[DATASET EXTRACT Boundary: Start]

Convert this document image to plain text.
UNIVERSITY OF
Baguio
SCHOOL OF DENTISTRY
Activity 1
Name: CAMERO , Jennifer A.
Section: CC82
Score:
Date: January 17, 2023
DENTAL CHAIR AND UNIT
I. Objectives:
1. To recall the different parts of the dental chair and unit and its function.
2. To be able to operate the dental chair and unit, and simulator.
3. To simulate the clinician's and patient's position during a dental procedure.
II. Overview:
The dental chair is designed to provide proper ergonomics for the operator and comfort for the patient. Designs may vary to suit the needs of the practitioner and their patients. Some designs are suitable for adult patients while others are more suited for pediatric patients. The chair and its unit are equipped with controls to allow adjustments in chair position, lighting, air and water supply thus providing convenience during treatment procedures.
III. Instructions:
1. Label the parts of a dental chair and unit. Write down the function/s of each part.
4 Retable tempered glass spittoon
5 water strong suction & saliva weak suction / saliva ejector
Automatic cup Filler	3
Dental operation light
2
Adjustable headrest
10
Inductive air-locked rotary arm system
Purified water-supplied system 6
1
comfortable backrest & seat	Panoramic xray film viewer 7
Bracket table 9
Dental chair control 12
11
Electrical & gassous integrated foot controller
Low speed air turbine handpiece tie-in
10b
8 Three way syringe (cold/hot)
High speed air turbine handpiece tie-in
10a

[DATASET EXTRACT Boundary: End]
[DATASET EXTRACT Boundary: Start]

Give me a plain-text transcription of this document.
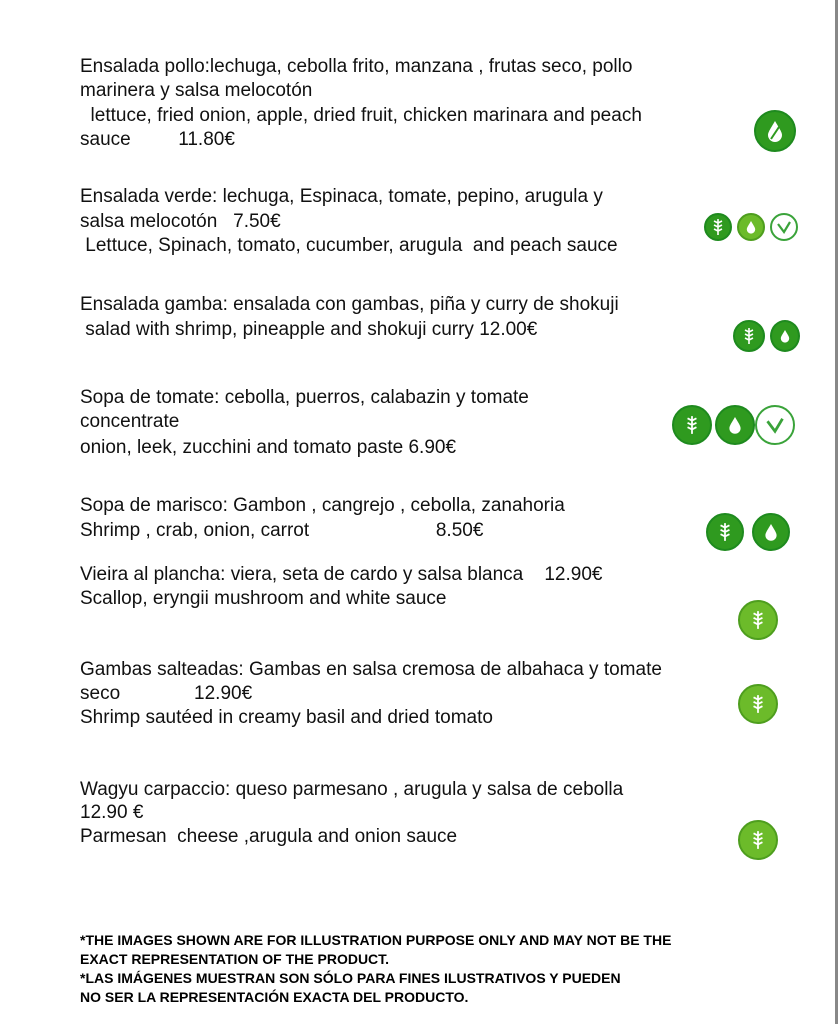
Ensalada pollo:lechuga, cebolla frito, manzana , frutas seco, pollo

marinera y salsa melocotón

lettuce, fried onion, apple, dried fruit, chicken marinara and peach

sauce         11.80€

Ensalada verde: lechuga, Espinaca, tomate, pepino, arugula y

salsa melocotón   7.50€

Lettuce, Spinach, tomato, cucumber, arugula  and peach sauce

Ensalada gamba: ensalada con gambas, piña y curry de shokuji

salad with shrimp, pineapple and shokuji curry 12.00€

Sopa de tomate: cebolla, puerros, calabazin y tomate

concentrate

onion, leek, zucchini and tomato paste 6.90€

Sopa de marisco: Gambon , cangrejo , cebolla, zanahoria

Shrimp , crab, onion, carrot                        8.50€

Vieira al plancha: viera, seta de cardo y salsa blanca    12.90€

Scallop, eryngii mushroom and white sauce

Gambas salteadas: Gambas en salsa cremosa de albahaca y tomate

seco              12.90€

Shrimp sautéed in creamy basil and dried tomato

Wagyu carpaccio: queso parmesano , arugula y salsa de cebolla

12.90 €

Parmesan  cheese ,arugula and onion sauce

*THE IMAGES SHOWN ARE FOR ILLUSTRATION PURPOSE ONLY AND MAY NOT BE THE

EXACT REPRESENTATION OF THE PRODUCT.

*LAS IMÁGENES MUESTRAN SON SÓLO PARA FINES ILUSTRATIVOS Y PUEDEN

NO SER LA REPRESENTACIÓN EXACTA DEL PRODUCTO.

[DATASET EXTRACT Boundary: End]
[DATASET EXTRACT Boundary: Start]

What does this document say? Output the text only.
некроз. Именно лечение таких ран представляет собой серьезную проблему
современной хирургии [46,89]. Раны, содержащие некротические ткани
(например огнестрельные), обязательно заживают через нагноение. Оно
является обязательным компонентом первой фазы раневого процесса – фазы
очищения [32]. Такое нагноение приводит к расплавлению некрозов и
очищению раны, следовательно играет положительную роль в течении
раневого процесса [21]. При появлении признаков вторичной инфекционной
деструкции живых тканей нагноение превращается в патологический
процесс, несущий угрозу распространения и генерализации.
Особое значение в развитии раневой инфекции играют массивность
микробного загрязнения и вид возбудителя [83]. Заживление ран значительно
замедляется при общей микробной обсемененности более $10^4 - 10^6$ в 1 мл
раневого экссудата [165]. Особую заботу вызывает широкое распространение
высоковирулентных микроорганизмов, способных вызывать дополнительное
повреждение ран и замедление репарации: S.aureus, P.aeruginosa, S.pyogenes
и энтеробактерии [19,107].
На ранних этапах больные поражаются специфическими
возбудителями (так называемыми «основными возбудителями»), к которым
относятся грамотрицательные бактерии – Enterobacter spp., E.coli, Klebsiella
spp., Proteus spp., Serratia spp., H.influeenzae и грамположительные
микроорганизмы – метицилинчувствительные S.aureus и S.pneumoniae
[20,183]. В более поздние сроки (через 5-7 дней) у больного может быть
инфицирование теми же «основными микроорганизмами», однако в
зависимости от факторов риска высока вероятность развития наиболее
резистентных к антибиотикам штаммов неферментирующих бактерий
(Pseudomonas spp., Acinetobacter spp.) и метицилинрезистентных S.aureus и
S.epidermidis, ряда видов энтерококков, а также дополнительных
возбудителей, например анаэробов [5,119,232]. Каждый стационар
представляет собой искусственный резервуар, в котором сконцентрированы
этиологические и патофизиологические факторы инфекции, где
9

[DATASET EXTRACT Boundary: End]

TASK DESCRIPTION — Pick each line holding "tomato" out of the entries above and return it.

ANSWER FOR THE TASK —
Lettuce, Spinach, tomato, cucumber, arugula  and peach sauce
onion, leek, zucchini and tomato paste 6.90€
Shrimp sautéed in creamy basil and dried tomato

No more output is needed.